- TASK GOAL
Swap "day-info" for "day-summary" everywhere it occurs from the start of the material through the line holding "calendar-cell: 18 Sunrise: 5:28", inclusive. Return only those lines, with everything else unchanged.

- ENTRIES SUPPLIED
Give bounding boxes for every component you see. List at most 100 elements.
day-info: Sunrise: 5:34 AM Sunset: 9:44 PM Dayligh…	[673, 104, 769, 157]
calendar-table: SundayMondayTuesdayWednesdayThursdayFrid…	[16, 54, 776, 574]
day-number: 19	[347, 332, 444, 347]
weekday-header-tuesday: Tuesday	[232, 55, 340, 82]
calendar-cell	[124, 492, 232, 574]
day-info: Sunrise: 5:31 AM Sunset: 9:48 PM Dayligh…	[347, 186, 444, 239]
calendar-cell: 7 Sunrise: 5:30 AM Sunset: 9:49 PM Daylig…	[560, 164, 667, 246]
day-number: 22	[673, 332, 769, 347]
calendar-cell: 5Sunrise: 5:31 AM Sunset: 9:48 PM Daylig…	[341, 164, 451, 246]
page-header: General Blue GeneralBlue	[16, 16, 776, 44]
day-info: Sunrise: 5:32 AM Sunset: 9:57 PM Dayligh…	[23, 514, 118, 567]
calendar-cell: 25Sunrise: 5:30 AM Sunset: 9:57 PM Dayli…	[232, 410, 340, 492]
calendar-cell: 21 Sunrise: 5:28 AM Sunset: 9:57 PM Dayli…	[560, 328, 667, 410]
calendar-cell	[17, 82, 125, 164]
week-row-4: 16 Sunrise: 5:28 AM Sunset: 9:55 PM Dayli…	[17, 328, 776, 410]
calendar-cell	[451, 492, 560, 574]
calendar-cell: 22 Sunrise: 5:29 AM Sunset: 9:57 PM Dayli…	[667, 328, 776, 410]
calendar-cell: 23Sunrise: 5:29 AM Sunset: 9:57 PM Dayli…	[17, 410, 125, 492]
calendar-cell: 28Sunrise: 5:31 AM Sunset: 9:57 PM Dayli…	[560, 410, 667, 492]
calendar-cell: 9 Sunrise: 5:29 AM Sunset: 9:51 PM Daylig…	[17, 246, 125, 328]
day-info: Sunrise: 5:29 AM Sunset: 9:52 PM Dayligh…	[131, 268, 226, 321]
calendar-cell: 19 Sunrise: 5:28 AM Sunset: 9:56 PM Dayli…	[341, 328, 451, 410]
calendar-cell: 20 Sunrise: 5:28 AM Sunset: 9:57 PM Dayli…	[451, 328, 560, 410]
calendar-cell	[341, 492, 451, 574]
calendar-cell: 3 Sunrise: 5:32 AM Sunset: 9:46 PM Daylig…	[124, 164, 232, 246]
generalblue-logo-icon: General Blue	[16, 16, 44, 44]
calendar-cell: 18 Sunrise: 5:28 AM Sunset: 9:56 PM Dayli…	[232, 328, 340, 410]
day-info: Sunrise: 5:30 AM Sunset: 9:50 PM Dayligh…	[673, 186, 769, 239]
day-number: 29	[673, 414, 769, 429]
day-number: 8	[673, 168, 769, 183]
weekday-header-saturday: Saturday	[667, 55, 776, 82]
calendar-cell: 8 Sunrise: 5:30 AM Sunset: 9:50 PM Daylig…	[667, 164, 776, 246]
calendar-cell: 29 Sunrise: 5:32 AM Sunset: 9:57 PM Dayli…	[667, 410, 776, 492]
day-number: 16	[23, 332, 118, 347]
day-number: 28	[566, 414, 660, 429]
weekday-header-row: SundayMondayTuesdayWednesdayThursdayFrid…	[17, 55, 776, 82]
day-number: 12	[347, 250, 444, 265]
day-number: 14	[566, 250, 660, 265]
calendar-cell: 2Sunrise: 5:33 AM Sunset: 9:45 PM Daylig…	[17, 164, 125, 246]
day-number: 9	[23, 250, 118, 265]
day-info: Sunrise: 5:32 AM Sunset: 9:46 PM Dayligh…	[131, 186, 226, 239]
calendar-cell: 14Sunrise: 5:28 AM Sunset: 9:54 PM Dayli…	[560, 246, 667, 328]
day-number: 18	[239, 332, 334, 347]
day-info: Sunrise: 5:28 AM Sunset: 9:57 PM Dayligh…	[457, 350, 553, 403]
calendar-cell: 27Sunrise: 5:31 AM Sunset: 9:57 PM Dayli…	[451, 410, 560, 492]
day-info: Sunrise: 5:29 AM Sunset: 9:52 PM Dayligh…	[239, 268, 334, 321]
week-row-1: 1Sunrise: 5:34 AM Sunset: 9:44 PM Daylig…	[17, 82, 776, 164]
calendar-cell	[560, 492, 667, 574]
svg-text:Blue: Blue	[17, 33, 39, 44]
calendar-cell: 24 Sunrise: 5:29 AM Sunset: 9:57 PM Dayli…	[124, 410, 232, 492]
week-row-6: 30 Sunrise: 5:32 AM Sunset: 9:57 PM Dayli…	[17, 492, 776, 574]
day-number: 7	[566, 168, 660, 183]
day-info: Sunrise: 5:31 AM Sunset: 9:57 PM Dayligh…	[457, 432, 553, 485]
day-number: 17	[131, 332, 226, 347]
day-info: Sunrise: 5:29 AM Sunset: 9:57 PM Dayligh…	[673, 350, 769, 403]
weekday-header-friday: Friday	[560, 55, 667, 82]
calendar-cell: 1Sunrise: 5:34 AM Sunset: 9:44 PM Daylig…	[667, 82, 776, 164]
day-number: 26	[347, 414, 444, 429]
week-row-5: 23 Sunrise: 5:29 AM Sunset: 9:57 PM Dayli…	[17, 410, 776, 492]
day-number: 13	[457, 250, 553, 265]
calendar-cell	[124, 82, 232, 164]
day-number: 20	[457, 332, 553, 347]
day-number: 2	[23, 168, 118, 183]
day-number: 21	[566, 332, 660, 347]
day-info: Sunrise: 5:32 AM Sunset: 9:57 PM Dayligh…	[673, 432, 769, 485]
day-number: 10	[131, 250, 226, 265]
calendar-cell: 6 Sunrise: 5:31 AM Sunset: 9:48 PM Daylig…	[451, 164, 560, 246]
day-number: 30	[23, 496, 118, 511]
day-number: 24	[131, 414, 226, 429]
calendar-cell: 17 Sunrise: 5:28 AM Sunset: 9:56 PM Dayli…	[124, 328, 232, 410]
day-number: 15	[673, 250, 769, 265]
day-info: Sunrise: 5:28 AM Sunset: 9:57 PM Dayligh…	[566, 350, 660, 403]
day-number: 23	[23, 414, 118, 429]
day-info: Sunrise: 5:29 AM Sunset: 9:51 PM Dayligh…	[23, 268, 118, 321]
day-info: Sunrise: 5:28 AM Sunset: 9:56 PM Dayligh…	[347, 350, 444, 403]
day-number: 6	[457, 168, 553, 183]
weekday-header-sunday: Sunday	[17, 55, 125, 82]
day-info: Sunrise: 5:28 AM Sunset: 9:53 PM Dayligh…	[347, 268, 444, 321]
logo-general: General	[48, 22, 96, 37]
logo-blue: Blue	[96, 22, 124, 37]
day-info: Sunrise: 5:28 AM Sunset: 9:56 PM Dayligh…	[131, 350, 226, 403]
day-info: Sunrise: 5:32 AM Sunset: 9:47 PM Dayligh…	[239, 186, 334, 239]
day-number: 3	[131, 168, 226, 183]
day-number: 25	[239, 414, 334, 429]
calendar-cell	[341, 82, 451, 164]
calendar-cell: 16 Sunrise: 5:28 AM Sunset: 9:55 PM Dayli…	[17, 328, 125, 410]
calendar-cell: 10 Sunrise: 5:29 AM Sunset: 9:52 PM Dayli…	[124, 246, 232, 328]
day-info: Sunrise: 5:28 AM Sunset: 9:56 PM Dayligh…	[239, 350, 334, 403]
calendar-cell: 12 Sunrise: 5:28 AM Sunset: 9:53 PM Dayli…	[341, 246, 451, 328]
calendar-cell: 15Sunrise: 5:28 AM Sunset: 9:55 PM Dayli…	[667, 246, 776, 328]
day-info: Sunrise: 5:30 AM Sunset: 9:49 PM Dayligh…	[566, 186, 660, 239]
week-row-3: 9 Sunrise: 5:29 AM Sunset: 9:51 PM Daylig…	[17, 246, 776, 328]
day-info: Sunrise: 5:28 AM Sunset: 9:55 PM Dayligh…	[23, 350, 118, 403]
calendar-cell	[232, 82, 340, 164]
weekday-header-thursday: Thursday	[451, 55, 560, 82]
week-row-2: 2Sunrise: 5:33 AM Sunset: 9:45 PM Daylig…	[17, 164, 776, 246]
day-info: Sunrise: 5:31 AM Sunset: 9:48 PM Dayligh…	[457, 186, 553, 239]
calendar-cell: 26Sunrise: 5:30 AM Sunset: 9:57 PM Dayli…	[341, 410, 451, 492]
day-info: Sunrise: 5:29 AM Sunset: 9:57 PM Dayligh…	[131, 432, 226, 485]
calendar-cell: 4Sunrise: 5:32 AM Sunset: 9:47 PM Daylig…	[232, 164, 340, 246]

- RESPONSE TO THE EXERCISE
Give bounding boxes for every component you see. List at most 100 elements.
day-summary: Sunrise: 5:34 AM Sunset: 9:44 PM Dayligh…	[673, 104, 769, 157]
calendar-table: SundayMondayTuesdayWednesdayThursdayFrid…	[16, 54, 776, 574]
day-number: 19	[347, 332, 444, 347]
weekday-header-tuesday: Tuesday	[232, 55, 340, 82]
calendar-cell	[124, 492, 232, 574]
day-summary: Sunrise: 5:31 AM Sunset: 9:48 PM Dayligh…	[347, 186, 444, 239]
calendar-cell: 7 Sunrise: 5:30 AM Sunset: 9:49 PM Daylig…	[560, 164, 667, 246]
day-number: 22	[673, 332, 769, 347]
calendar-cell: 5Sunrise: 5:31 AM Sunset: 9:48 PM Daylig…	[341, 164, 451, 246]
page-header: General Blue GeneralBlue	[16, 16, 776, 44]
day-summary: Sunrise: 5:32 AM Sunset: 9:57 PM Dayligh…	[23, 514, 118, 567]
calendar-cell: 25Sunrise: 5:30 AM Sunset: 9:57 PM Dayli…	[232, 410, 340, 492]
calendar-cell: 21 Sunrise: 5:28 AM Sunset: 9:57 PM Dayli…	[560, 328, 667, 410]
calendar-cell	[17, 82, 125, 164]
week-row-4: 16 Sunrise: 5:28 AM Sunset: 9:55 PM Dayli…	[17, 328, 776, 410]
calendar-cell	[451, 492, 560, 574]
calendar-cell: 22 Sunrise: 5:29 AM Sunset: 9:57 PM Dayli…	[667, 328, 776, 410]
calendar-cell: 23Sunrise: 5:29 AM Sunset: 9:57 PM Dayli…	[17, 410, 125, 492]
calendar-cell: 28Sunrise: 5:31 AM Sunset: 9:57 PM Dayli…	[560, 410, 667, 492]
calendar-cell: 9 Sunrise: 5:29 AM Sunset: 9:51 PM Daylig…	[17, 246, 125, 328]
day-summary: Sunrise: 5:29 AM Sunset: 9:52 PM Dayligh…	[131, 268, 226, 321]
calendar-cell: 19 Sunrise: 5:28 AM Sunset: 9:56 PM Dayli…	[341, 328, 451, 410]
calendar-cell: 20 Sunrise: 5:28 AM Sunset: 9:57 PM Dayli…	[451, 328, 560, 410]
calendar-cell	[341, 492, 451, 574]
calendar-cell: 3 Sunrise: 5:32 AM Sunset: 9:46 PM Daylig…	[124, 164, 232, 246]
generalblue-logo-icon: General Blue	[16, 16, 44, 44]
calendar-cell: 18 Sunrise: 5:28 AM Sunset: 9:56 PM Dayli…	[232, 328, 340, 410]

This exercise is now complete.